[SELECTED PASSAGE]:
-------------------------

This is an excellent article from the California Association of Realtors:
HAFA Short Sales Fact Sheet
What is HAFA?
HAFA is a government-subsidized “Home Affordable Foreclosure Alternatives” program for distressed homeowners to sell their homes to avoid foreclosure, even if the sales price is not enough to pay off their existing mortgage loans. Under HAFA, a participating lender will pre-approve the terms of a short sale prior to listing using standard forms and specific timeframes. The rules in this Fact Sheet apply only to non-GSE participating lenders.
These Rules Apply Only to Participating Lenders
HAFA is available for mortgages where the lender has entered into a Home Affordable Modification Program participation agreement. There are over 100 such participating lenders. The HAFA rules as explained in this Fact Sheet are NOT applicable for mortgages owned or guaranteed by Fannie Mae or Freddie Mac, or insured by FHA, VA or the Dept. of Agriculture’s Rural Housing Service. Different rules apply to loans by those entities. A list of HAMP participating servicers can be found here.
The eligibility requirements for a HAFA short sale include the following:
Borrower may apply for HAFA directly. Not qualifying for HAMP (loan modification) or failing to successfully complete a trial period is no longer a condition of HAFA eligibility.
The loan is delinquent or default is reasonably foreseeable. Loans currently in foreclosure or bankruptcy are eligible.

-------------------------

[BRIEF A]:
Answer these questions from the HAFA fact sheet:
(i) For which lenders do the rules in the fact sheet apply?
(ii) Roughly how many lenders participate?
(iii) Are loans that are currently in foreclosure or bankruptcy eligible?
The fact sheet and the listing come from separate sources.

[EXTRACTED DATA]:
-------------------------

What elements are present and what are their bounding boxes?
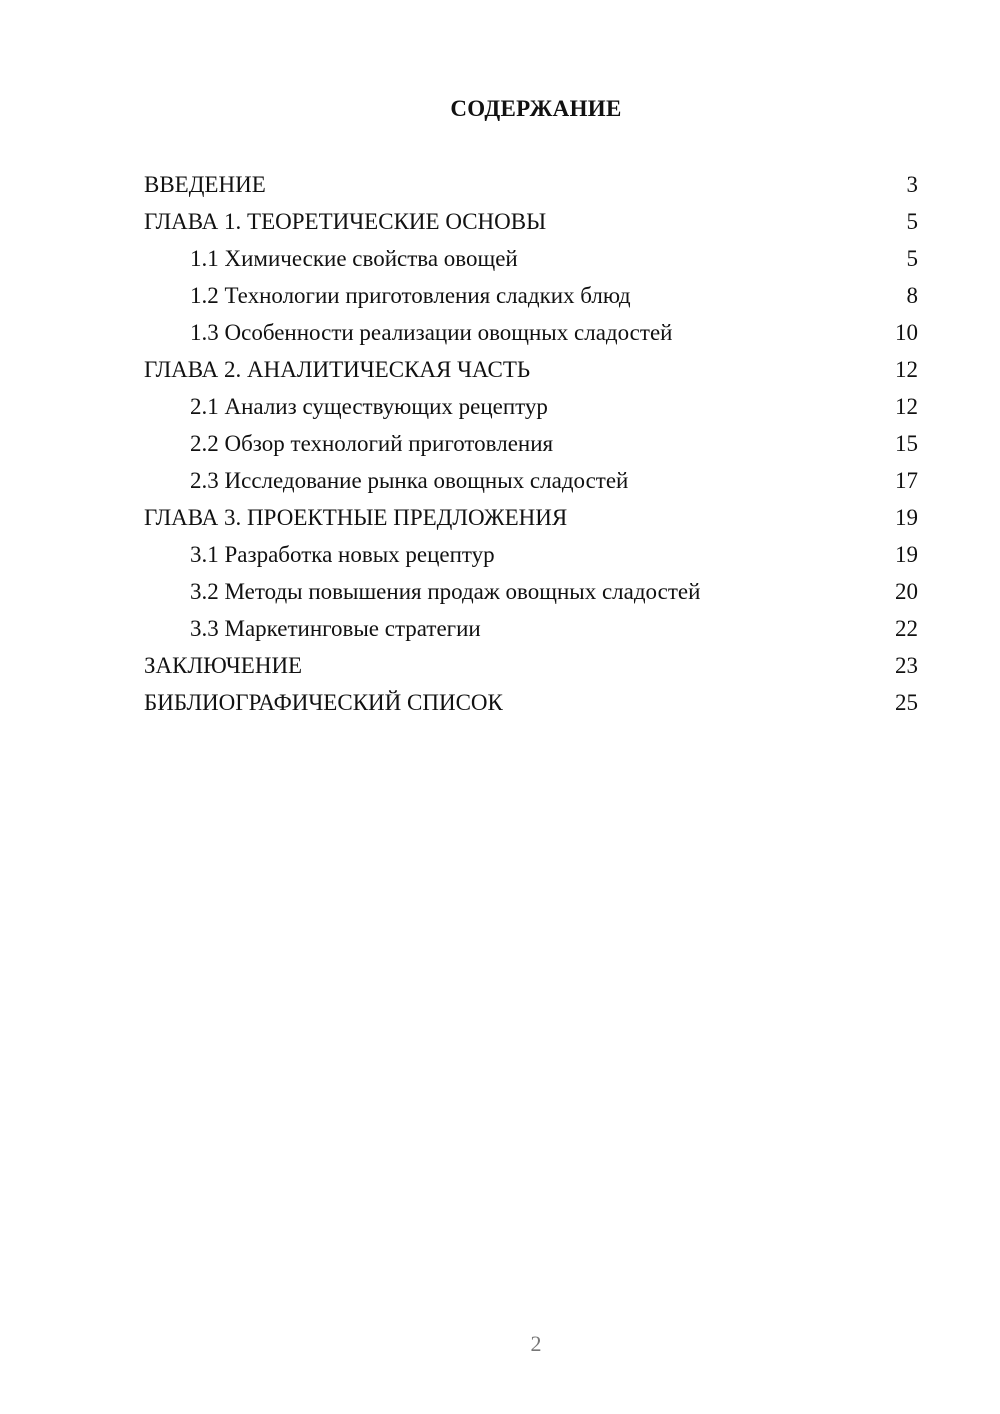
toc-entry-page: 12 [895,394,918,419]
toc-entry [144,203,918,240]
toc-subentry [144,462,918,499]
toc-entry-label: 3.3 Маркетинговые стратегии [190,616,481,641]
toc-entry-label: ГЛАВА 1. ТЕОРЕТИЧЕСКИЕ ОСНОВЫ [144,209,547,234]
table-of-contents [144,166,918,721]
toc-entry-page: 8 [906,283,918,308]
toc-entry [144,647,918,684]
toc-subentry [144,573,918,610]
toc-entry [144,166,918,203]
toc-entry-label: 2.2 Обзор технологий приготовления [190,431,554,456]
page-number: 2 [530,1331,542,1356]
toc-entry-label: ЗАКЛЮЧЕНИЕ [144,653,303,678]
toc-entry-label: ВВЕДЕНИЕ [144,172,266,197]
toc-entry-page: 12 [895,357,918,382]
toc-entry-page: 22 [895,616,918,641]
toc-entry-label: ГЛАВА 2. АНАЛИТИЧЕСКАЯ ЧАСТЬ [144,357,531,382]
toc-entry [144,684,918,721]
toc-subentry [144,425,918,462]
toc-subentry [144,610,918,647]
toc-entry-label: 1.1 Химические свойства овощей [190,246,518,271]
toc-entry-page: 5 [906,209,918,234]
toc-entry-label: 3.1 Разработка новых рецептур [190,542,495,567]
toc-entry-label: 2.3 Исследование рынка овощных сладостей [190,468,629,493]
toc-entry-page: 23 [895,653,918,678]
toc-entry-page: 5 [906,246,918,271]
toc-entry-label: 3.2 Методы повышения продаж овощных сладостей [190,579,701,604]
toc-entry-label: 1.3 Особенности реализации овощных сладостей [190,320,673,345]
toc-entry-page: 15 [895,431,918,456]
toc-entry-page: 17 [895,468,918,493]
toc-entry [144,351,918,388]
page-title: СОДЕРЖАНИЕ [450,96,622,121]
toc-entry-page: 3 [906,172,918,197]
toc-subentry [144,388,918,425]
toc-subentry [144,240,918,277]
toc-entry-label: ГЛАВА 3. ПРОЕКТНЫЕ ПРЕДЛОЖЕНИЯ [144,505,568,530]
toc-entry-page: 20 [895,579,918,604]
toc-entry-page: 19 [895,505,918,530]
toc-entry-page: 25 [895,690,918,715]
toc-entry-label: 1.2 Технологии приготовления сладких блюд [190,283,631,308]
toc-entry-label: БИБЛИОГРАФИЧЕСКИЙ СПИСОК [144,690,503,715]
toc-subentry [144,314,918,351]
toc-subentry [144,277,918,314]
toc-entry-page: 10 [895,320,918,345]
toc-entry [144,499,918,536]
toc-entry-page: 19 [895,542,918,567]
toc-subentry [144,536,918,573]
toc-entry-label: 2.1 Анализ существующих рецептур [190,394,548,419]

-------------------------

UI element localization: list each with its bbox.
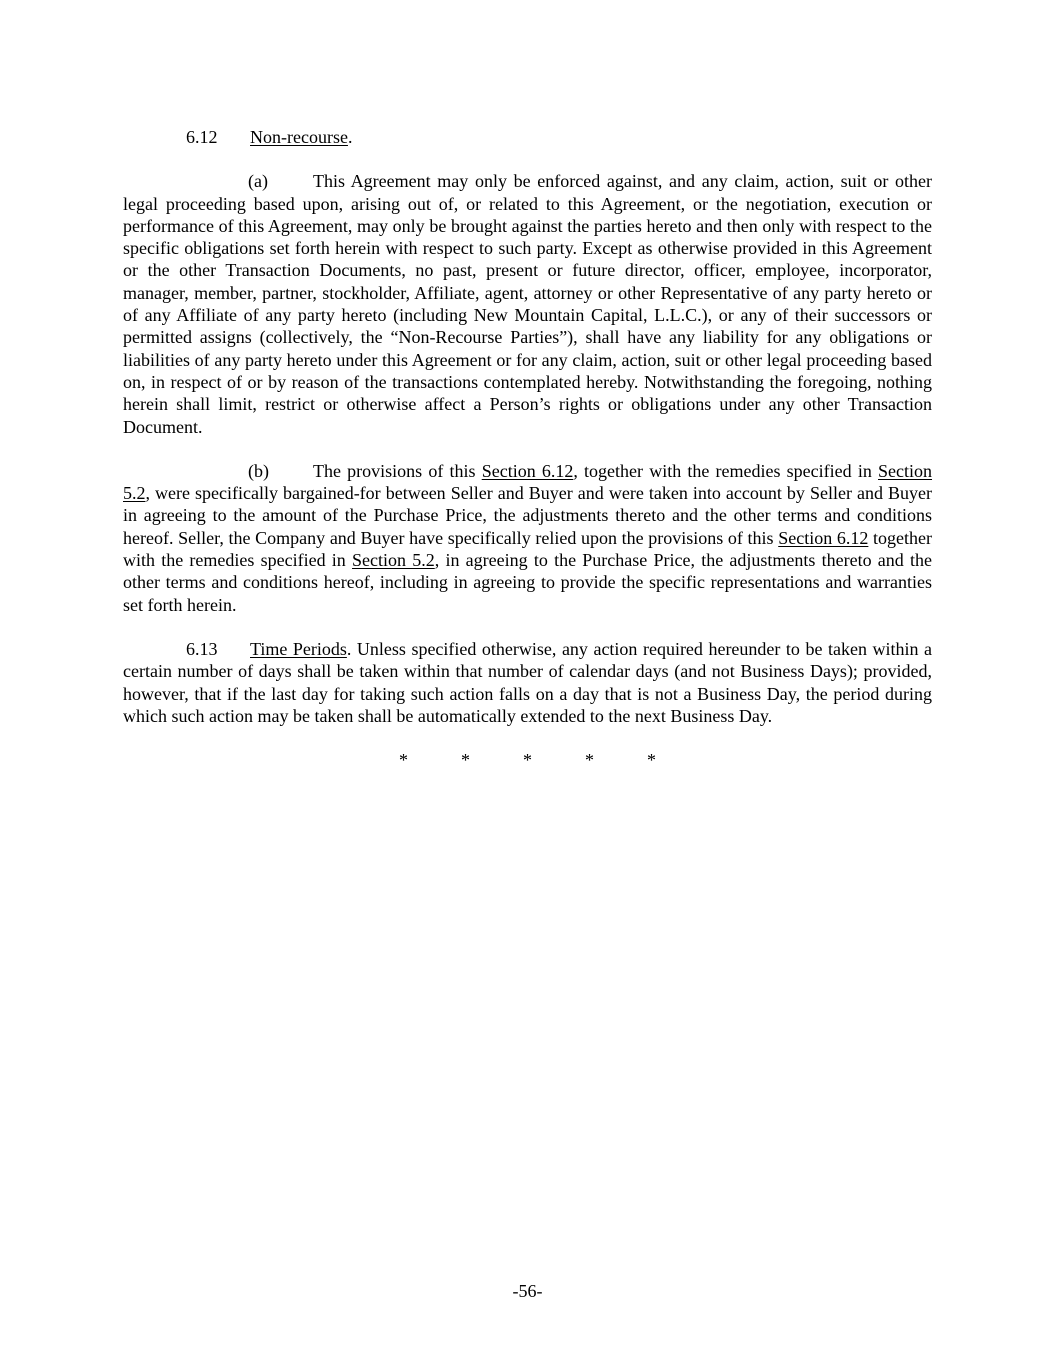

-------------------------

[BRIEF B]: Give the part of the listing that opens with the line containing "What elements are" and closes with the line containing "toc-entry-label: ГЛАВА 1." as a numbered list, with blank lines and the pictures left out.

[COMPLETE ANSWER A]:
(i) Only non-GSE participating lenders.
(ii) Over 100.
(iii) Yes.

[COMPLETE ANSWER B]:
1. What elements are present and what are their bounding boxes?
2. toc-entry-page: 12 [895,394,918,419]
3. toc-entry [144,203,918,240]
4. toc-subentry [144,462,918,499]
5. toc-entry-label: 3.3 Маркетинговые стратегии [190,616,481,641]
6. toc-entry-label: ГЛАВА 1. ТЕОРЕТИЧЕСКИЕ ОСНОВЫ [144,209,547,234]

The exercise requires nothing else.